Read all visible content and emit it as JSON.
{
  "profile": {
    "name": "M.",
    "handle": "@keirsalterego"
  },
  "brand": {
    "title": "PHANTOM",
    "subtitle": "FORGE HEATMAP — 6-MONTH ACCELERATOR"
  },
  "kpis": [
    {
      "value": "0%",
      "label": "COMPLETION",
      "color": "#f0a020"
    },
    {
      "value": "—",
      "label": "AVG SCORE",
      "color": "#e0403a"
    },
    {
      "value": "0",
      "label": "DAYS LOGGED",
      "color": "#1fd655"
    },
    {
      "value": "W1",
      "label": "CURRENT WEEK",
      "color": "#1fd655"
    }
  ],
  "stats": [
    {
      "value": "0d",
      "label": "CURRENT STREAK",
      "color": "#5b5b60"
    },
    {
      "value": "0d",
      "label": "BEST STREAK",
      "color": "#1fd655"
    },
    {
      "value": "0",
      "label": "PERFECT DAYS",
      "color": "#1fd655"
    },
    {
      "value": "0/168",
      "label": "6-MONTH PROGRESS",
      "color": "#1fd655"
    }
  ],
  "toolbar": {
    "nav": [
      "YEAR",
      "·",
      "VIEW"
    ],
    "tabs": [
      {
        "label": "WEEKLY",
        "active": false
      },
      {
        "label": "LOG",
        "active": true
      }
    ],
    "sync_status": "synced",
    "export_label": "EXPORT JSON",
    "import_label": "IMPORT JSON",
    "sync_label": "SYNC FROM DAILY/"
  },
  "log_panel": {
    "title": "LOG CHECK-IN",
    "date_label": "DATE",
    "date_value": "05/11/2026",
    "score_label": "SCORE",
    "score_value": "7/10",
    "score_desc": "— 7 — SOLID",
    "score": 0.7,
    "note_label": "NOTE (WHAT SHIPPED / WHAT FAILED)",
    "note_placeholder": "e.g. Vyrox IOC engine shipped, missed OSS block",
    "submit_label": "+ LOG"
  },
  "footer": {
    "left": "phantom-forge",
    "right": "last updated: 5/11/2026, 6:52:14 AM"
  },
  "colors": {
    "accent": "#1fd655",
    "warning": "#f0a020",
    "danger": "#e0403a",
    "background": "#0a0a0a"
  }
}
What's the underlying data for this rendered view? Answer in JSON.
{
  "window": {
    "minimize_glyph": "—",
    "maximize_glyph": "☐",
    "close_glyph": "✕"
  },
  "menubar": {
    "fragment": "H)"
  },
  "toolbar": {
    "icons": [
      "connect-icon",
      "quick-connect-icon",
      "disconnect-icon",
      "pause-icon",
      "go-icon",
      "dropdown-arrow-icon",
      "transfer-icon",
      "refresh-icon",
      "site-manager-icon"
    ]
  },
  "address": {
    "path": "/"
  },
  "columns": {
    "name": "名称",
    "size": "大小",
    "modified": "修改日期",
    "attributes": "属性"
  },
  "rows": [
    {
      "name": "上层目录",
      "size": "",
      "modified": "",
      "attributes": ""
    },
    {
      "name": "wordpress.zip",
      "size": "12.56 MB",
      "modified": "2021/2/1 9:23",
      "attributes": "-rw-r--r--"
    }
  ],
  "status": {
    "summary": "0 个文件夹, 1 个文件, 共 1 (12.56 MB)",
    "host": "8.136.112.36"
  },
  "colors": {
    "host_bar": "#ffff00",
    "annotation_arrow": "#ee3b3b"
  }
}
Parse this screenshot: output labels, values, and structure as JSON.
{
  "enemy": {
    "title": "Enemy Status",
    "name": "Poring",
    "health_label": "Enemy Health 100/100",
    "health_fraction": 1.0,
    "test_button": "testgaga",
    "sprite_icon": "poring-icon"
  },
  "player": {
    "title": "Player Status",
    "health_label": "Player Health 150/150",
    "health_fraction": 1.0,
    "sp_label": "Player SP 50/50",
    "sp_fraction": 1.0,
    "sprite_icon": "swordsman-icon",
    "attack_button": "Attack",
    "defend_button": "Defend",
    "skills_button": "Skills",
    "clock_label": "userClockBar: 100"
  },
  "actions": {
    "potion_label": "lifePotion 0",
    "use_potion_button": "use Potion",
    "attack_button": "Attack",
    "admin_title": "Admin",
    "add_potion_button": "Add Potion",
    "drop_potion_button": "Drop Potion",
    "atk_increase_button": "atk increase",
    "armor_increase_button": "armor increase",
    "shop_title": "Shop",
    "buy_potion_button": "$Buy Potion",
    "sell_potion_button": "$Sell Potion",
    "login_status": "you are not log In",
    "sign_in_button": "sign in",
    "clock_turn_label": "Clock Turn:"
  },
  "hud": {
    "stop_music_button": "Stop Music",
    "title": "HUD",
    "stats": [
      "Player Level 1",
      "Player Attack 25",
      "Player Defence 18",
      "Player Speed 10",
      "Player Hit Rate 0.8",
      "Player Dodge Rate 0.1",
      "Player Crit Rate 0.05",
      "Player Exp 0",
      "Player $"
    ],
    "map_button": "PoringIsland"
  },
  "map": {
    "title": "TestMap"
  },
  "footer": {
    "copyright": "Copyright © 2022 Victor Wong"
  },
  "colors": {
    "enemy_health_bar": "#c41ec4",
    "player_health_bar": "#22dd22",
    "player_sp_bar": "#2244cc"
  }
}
####################
INSTRUCTION → Take the records above and return them exactly as written.

TASK OUTPUT →
Read all visible content and emit it as JSON.
{
  "profile": {
    "name": "M.",
    "handle": "@keirsalterego"
  },
  "brand": {
    "title": "PHANTOM",
    "subtitle": "FORGE HEATMAP — 6-MONTH ACCELERATOR"
  },
  "kpis": [
    {
      "value": "0%",
      "label": "COMPLETION",
      "color": "#f0a020"
    },
    {
      "value": "—",
      "label": "AVG SCORE",
      "color": "#e0403a"
    },
    {
      "value": "0",
      "label": "DAYS LOGGED",
      "color": "#1fd655"
    },
    {
      "value": "W1",
      "label": "CURRENT WEEK",
      "color": "#1fd655"
    }
  ],
  "stats": [
    {
      "value": "0d",
      "label": "CURRENT STREAK",
      "color": "#5b5b60"
    },
    {
      "value": "0d",
      "label": "BEST STREAK",
      "color": "#1fd655"
    },
    {
      "value": "0",
      "label": "PERFECT DAYS",
      "color": "#1fd655"
    },
    {
      "value": "0/168",
      "label": "6-MONTH PROGRESS",
      "color": "#1fd655"
    }
  ],
  "toolbar": {
    "nav": [
      "YEAR",
      "·",
      "VIEW"
    ],
    "tabs": [
      {
        "label": "WEEKLY",
        "active": false
      },
      {
        "label": "LOG",
        "active": true
      }
    ],
    "sync_status": "synced",
    "export_label": "EXPORT JSON",
    "import_label": "IMPORT JSON",
    "sync_label": "SYNC FROM DAILY/"
  },
  "log_panel": {
    "title": "LOG CHECK-IN",
    "date_label": "DATE",
    "date_value": "05/11/2026",
    "score_label": "SCORE",
    "score_value": "7/10",
    "score_desc": "— 7 — SOLID",
    "score": 0.7,
    "note_label": "NOTE (WHAT SHIPPED / WHAT FAILED)",
    "note_placeholder": "e.g. Vyrox IOC engine shipped, missed OSS block",
    "submit_label": "+ LOG"
  },
  "footer": {
    "left": "phantom-forge",
    "right": "last updated: 5/11/2026, 6:52:14 AM"
  },
  "colors": {
    "accent": "#1fd655",
    "warning": "#f0a020",
    "danger": "#e0403a",
    "background": "#0a0a0a"
  }
}
What's the underlying data for this rendered view? Answer in JSON.
{
  "window": {
    "minimize_glyph": "—",
    "maximize_glyph": "☐",
    "close_glyph": "✕"
  },
  "menubar": {
    "fragment": "H)"
  },
  "toolbar": {
    "icons": [
      "connect-icon",
      "quick-connect-icon",
      "disconnect-icon",
      "pause-icon",
      "go-icon",
      "dropdown-arrow-icon",
      "transfer-icon",
      "refresh-icon",
      "site-manager-icon"
    ]
  },
  "address": {
    "path": "/"
  },
  "columns": {
    "name": "名称",
    "size": "大小",
    "modified": "修改日期",
    "attributes": "属性"
  },
  "rows": [
    {
      "name": "上层目录",
      "size": "",
      "modified": "",
      "attributes": ""
    },
    {
      "name": "wordpress.zip",
      "size": "12.56 MB",
      "modified": "2021/2/1 9:23",
      "attributes": "-rw-r--r--"
    }
  ],
  "status": {
    "summary": "0 个文件夹, 1 个文件, 共 1 (12.56 MB)",
    "host": "8.136.112.36"
  },
  "colors": {
    "host_bar": "#ffff00",
    "annotation_arrow": "#ee3b3b"
  }
}
Parse this screenshot: output labels, values, and structure as JSON.
{
  "enemy": {
    "title": "Enemy Status",
    "name": "Poring",
    "health_label": "Enemy Health 100/100",
    "health_fraction": 1.0,
    "test_button": "testgaga",
    "sprite_icon": "poring-icon"
  },
  "player": {
    "title": "Player Status",
    "health_label": "Player Health 150/150",
    "health_fraction": 1.0,
    "sp_label": "Player SP 50/50",
    "sp_fraction": 1.0,
    "sprite_icon": "swordsman-icon",
    "attack_button": "Attack",
    "defend_button": "Defend",
    "skills_button": "Skills",
    "clock_label": "userClockBar: 100"
  },
  "actions": {
    "potion_label": "lifePotion 0",
    "use_potion_button": "use Potion",
    "attack_button": "Attack",
    "admin_title": "Admin",
    "add_potion_button": "Add Potion",
    "drop_potion_button": "Drop Potion",
    "atk_increase_button": "atk increase",
    "armor_increase_button": "armor increase",
    "shop_title": "Shop",
    "buy_potion_button": "$Buy Potion",
    "sell_potion_button": "$Sell Potion",
    "login_status": "you are not log In",
    "sign_in_button": "sign in",
    "clock_turn_label": "Clock Turn:"
  },
  "hud": {
    "stop_music_button": "Stop Music",
    "title": "HUD",
    "stats": [
      "Player Level 1",
      "Player Attack 25",
      "Player Defence 18",
      "Player Speed 10",
      "Player Hit Rate 0.8",
      "Player Dodge Rate 0.1",
      "Player Crit Rate 0.05",
      "Player Exp 0",
      "Player $"
    ],
    "map_button": "PoringIsland"
  },
  "map": {
    "title": "TestMap"
  },
  "footer": {
    "copyright": "Copyright © 2022 Victor Wong"
  },
  "colors": {
    "enemy_health_bar": "#c41ec4",
    "player_health_bar": "#22dd22",
    "player_sp_bar": "#2244cc"
  }
}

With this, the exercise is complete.